## Listed entries
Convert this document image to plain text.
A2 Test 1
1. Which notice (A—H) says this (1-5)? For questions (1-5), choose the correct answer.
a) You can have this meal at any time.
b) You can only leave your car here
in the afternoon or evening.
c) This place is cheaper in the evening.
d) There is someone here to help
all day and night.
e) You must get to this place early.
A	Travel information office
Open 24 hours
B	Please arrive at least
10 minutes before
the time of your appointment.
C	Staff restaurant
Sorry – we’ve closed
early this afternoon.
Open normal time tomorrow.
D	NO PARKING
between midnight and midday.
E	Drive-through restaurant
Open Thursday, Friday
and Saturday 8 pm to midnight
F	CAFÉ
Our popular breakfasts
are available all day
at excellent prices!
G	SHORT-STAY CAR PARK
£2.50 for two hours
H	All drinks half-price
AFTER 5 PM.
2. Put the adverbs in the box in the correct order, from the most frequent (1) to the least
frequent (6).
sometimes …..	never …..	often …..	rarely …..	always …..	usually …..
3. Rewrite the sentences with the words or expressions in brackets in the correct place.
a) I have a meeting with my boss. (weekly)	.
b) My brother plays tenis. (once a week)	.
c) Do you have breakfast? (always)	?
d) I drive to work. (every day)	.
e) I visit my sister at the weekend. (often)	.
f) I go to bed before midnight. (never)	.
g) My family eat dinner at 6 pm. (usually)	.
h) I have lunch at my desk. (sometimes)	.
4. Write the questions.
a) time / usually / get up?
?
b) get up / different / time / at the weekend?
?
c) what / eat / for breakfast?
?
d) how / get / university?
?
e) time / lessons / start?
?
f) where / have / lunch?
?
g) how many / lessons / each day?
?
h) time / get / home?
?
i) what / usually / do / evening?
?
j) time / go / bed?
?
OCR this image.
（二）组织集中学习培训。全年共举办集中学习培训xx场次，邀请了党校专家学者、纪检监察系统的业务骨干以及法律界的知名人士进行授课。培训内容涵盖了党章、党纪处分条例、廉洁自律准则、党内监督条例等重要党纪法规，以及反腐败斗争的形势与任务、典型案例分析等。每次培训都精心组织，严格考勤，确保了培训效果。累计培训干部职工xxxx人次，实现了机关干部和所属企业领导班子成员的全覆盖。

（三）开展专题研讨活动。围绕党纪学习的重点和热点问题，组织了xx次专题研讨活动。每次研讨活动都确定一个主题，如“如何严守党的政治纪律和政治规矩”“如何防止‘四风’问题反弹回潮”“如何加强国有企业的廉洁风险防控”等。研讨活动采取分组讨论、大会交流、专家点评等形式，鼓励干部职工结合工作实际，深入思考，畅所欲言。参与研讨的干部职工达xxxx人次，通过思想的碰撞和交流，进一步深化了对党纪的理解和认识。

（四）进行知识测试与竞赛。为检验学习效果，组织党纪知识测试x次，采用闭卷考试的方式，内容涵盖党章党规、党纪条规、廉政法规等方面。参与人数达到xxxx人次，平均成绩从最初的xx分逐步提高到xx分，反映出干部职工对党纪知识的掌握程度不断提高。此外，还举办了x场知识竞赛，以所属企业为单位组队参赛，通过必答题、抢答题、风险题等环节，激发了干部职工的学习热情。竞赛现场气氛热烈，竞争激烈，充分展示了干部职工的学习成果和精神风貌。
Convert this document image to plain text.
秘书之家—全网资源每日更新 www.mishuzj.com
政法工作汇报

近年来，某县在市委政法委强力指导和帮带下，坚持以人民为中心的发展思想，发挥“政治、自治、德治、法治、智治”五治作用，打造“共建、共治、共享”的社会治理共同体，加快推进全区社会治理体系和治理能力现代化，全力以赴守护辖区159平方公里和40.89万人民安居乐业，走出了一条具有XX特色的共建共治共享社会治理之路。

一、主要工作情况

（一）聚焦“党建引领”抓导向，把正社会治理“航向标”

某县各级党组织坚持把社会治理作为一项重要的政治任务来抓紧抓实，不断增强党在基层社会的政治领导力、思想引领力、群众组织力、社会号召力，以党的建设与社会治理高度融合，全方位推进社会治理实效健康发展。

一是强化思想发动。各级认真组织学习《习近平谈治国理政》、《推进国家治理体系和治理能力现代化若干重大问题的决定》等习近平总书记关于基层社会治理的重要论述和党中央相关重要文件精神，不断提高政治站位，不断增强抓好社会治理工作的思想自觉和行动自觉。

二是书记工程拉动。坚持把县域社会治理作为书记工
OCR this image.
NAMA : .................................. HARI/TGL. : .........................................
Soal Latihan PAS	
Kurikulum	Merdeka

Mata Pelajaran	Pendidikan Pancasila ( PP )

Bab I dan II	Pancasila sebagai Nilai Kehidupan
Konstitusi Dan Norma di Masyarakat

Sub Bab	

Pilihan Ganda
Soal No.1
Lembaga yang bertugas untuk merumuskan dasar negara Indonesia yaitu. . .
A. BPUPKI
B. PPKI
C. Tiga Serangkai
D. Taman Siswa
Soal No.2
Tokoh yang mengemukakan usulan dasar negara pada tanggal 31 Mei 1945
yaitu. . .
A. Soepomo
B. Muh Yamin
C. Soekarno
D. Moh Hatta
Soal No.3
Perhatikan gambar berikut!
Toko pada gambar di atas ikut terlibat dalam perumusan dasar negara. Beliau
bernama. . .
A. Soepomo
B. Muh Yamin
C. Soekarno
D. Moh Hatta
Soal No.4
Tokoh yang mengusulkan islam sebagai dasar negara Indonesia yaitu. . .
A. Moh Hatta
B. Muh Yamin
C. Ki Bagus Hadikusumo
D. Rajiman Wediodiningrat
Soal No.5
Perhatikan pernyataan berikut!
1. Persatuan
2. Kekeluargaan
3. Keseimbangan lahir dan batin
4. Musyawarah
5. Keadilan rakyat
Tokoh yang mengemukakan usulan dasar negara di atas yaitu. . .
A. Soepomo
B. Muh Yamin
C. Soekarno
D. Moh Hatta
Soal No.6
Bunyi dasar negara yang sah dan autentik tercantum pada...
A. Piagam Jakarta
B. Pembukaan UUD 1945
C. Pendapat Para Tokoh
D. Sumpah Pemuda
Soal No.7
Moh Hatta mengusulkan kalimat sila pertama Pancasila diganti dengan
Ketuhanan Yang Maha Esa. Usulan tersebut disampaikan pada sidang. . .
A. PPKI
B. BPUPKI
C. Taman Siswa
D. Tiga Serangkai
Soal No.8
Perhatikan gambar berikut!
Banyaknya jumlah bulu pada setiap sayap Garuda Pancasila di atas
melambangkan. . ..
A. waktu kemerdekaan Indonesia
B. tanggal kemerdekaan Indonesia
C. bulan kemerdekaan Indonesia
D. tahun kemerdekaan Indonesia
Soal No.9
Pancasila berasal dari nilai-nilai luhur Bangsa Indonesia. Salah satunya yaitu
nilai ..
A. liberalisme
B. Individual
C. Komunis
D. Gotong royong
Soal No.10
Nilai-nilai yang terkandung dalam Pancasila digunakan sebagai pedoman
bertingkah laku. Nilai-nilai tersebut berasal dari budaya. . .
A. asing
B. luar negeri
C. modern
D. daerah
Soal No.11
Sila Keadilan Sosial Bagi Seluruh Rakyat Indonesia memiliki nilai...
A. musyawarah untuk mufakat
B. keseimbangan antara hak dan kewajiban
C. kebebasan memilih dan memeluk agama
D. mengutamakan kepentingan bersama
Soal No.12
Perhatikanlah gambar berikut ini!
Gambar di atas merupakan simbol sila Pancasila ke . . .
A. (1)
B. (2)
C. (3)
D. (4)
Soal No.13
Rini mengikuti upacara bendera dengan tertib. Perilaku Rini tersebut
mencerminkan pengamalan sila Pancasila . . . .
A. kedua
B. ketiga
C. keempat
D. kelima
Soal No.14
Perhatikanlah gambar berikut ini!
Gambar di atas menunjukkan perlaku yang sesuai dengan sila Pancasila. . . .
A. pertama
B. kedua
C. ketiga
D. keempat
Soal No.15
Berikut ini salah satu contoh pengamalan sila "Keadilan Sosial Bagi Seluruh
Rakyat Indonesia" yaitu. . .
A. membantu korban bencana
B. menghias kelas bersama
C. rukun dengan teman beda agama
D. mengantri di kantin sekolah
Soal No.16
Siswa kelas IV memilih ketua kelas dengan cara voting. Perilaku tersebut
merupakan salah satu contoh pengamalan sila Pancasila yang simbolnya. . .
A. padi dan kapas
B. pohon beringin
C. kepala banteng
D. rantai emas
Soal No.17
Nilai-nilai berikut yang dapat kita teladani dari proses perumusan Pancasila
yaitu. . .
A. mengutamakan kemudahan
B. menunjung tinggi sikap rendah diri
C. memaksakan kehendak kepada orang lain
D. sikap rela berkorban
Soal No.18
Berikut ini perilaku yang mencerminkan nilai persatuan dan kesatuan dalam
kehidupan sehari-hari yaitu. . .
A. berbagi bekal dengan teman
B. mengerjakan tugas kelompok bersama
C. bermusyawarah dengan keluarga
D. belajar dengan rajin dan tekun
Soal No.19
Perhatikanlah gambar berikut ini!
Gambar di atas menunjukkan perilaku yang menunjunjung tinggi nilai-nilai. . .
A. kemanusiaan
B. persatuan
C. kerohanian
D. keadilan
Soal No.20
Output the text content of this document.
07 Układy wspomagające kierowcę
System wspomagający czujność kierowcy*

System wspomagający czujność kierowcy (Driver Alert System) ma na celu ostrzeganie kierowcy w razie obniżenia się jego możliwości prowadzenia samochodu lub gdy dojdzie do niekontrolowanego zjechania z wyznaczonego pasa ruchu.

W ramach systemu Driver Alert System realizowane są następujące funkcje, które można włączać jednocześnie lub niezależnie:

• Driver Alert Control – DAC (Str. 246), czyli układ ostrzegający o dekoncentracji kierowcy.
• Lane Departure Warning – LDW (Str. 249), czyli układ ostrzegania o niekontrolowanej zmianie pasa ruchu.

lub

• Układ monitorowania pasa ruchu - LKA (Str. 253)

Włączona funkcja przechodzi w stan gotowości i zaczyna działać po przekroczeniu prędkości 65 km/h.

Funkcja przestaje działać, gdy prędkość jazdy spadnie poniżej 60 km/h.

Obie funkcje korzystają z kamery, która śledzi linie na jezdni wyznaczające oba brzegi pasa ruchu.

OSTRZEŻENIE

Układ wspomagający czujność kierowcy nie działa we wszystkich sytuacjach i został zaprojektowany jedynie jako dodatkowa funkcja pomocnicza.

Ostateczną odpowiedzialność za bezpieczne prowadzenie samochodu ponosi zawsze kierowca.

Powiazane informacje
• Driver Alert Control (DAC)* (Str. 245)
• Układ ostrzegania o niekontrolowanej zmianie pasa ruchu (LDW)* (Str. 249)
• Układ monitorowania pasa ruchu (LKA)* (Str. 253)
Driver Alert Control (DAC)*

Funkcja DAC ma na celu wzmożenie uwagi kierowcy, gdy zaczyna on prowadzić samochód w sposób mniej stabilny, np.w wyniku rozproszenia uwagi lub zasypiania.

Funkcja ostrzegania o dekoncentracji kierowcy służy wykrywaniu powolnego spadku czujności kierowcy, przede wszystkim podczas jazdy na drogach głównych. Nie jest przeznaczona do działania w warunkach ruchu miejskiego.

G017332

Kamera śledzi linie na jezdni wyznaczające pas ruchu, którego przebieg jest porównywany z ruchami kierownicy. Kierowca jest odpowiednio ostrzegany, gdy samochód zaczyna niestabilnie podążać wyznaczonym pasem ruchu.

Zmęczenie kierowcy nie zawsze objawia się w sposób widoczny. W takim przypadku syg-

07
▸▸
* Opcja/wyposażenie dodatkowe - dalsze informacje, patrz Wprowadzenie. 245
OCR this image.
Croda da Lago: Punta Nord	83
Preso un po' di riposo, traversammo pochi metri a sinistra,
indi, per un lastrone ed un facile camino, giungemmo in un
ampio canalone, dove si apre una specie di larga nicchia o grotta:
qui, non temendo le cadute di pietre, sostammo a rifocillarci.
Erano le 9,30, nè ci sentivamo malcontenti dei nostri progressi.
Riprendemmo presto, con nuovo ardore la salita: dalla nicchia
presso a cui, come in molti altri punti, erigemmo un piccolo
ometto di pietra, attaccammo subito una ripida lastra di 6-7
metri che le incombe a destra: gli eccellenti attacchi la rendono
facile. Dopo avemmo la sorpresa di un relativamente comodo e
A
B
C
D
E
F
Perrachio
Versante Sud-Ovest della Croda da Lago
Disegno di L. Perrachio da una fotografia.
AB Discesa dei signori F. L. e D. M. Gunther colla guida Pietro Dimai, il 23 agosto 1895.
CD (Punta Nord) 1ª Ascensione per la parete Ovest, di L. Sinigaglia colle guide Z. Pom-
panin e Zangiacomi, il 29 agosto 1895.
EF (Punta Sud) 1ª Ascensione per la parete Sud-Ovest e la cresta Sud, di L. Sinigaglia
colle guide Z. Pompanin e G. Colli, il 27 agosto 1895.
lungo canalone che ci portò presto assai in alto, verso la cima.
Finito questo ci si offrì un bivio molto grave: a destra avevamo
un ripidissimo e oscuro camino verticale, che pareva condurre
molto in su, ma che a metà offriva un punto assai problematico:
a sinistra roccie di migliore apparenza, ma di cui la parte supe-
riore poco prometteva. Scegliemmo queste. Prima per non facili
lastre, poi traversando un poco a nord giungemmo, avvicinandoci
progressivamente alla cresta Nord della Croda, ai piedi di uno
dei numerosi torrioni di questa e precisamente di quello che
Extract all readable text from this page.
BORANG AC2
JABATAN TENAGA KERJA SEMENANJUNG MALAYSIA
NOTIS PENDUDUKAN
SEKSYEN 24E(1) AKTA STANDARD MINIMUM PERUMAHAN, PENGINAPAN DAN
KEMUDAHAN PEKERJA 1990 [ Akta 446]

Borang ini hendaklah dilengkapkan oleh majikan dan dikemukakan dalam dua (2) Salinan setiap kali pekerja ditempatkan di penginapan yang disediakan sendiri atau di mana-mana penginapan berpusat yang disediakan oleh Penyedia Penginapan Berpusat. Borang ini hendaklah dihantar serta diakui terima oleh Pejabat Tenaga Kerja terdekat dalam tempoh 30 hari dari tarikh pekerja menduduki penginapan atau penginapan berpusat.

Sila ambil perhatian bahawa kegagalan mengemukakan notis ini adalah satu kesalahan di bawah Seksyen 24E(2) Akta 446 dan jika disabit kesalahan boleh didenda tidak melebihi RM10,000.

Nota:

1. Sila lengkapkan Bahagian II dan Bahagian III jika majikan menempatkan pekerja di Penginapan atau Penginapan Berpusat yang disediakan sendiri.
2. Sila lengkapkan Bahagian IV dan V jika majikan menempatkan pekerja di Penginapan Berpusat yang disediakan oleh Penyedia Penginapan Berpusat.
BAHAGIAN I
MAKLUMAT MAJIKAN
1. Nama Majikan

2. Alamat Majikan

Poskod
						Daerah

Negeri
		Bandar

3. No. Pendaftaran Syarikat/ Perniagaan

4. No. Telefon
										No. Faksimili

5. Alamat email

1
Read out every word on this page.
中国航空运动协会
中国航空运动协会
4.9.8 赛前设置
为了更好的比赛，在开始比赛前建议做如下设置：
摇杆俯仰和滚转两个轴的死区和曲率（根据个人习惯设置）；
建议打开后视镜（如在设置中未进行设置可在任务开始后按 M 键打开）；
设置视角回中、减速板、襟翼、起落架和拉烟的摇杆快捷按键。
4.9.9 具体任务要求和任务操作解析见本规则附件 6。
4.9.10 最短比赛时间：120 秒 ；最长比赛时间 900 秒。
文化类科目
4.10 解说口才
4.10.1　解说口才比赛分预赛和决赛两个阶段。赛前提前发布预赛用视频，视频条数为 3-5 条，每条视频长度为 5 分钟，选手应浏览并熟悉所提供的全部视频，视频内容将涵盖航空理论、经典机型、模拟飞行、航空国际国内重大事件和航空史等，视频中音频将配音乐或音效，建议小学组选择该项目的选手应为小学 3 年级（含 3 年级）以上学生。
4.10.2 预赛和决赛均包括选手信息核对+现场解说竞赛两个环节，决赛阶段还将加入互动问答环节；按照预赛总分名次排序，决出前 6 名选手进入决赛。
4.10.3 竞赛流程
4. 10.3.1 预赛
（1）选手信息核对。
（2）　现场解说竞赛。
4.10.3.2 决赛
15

## Exercise
Find all lines holding the string "wspomagający" and copy them.

## The response
System wspomagający czujność kierowcy*
System wspomagający czujność kierowcy (Driver Alert System) ma na celu ostrzeganie kierowcy w razie obniżenia się jego możliwości prowadzenia samochodu lub gdy dojdzie do niekontrolowanego zjechania z wyznaczonego pasa ruchu.
Układ wspomagający czujność kierowcy nie działa we wszystkich sytuacjach i został zaprojektowany jedynie jako dodatkowa funkcja pomocnicza.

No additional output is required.